▶ **Work required**: Read the lines that follow and pick out every one containing the word "Singapore".

[Raw records]
##############################

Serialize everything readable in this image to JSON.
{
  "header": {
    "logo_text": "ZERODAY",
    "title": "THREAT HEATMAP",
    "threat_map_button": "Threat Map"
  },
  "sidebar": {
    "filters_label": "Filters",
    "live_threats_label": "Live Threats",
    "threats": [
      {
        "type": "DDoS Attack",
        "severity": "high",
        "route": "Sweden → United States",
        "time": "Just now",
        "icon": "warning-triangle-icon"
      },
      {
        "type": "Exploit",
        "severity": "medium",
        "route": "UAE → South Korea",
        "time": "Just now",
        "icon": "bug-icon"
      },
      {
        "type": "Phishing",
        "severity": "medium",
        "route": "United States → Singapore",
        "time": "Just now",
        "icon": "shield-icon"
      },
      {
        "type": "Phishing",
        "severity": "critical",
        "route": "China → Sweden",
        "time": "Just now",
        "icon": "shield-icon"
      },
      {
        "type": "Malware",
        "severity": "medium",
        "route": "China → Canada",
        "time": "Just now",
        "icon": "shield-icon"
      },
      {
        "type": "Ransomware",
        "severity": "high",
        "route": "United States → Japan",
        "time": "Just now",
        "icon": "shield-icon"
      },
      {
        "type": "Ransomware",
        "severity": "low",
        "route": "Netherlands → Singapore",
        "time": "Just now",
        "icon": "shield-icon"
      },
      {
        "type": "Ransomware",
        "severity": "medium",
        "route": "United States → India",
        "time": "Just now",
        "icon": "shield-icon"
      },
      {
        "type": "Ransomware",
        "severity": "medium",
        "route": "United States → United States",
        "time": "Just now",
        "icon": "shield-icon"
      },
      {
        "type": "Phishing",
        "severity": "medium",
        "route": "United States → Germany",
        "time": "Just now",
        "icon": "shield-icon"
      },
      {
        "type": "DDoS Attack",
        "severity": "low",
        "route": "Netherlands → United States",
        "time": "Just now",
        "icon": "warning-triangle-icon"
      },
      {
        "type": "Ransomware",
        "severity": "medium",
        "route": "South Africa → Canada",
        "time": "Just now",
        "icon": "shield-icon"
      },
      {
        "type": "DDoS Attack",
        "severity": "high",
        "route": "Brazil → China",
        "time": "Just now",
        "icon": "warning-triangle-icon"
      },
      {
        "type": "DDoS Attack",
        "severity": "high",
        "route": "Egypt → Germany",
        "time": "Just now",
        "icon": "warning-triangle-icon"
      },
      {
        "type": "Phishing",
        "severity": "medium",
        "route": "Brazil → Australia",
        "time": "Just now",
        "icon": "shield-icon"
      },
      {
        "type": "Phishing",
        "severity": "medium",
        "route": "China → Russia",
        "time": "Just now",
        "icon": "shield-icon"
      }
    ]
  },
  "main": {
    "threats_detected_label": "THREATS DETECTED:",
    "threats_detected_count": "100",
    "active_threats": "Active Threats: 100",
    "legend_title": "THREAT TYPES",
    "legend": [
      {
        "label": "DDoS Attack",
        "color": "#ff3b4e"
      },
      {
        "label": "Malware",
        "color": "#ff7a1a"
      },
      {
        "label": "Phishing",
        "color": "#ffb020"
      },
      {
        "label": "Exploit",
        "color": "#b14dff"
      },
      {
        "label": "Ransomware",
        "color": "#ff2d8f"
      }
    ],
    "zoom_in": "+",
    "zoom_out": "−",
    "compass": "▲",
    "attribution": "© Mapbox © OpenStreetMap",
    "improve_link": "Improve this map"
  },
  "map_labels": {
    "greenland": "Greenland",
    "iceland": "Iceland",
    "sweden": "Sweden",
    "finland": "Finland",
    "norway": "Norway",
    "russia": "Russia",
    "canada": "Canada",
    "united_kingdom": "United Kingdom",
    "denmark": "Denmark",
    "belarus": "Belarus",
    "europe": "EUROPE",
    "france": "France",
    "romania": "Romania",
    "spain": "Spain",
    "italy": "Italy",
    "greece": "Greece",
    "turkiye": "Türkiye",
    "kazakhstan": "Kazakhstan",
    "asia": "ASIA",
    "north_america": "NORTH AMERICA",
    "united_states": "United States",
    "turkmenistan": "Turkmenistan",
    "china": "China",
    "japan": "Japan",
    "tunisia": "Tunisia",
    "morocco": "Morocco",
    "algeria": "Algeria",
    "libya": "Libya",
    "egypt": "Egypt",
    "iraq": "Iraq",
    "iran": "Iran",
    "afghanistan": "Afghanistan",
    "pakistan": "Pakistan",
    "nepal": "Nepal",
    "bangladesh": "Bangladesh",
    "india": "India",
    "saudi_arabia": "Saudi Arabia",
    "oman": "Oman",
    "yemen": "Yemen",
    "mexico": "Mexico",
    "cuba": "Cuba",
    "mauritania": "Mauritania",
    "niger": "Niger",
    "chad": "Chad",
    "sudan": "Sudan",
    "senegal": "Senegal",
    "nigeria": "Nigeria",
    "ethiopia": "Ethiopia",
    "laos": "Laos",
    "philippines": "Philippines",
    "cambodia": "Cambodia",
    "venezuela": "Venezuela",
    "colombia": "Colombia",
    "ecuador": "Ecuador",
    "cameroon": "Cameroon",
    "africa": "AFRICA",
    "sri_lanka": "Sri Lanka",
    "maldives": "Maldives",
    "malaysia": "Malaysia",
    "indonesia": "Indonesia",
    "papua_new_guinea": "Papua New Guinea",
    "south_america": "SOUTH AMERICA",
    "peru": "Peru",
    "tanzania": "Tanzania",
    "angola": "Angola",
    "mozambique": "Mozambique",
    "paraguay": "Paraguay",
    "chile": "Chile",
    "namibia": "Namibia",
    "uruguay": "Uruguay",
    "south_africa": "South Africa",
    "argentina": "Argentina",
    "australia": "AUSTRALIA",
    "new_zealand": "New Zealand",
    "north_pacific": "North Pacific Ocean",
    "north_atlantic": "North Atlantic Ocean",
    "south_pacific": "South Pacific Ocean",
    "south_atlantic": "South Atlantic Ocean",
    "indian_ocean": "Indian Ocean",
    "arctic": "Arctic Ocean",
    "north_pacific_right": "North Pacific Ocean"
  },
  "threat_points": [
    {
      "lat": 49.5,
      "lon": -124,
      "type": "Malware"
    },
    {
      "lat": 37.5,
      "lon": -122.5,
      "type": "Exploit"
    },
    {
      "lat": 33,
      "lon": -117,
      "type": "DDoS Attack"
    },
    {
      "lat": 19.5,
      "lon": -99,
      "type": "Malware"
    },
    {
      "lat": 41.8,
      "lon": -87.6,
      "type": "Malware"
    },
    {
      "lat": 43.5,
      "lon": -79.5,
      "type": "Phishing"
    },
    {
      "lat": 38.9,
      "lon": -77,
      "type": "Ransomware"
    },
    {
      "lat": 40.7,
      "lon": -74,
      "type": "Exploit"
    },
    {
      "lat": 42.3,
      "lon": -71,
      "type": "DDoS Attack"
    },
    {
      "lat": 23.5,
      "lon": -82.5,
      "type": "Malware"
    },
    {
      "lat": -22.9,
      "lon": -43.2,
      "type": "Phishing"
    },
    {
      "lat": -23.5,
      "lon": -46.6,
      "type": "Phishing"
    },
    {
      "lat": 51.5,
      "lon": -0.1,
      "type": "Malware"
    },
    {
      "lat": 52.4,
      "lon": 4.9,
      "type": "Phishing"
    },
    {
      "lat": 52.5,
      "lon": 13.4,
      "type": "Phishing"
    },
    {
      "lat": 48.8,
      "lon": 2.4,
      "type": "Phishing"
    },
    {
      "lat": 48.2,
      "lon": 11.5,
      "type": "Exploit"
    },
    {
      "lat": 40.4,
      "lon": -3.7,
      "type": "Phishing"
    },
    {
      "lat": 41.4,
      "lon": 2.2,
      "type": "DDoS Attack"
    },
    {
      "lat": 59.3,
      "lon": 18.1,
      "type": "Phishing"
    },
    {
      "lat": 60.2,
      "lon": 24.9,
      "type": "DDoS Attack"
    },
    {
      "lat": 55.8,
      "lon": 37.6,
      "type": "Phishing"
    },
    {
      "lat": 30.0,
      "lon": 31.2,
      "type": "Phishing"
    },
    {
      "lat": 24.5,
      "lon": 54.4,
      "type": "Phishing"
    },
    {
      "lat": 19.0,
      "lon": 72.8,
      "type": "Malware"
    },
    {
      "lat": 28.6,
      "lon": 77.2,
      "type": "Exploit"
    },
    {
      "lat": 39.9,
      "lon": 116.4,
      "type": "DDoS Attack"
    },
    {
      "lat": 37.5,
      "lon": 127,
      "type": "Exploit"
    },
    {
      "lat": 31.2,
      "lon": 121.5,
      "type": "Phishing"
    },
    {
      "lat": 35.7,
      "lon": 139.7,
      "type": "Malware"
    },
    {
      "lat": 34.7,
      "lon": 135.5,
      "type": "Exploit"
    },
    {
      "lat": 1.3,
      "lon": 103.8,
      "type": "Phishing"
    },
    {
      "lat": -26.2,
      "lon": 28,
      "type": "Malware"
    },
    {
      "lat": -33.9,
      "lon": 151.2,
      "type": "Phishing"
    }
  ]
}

##############################

▶ **Full solution**:
        "route": "United States → Singapore",
        "route": "Netherlands → Singapore",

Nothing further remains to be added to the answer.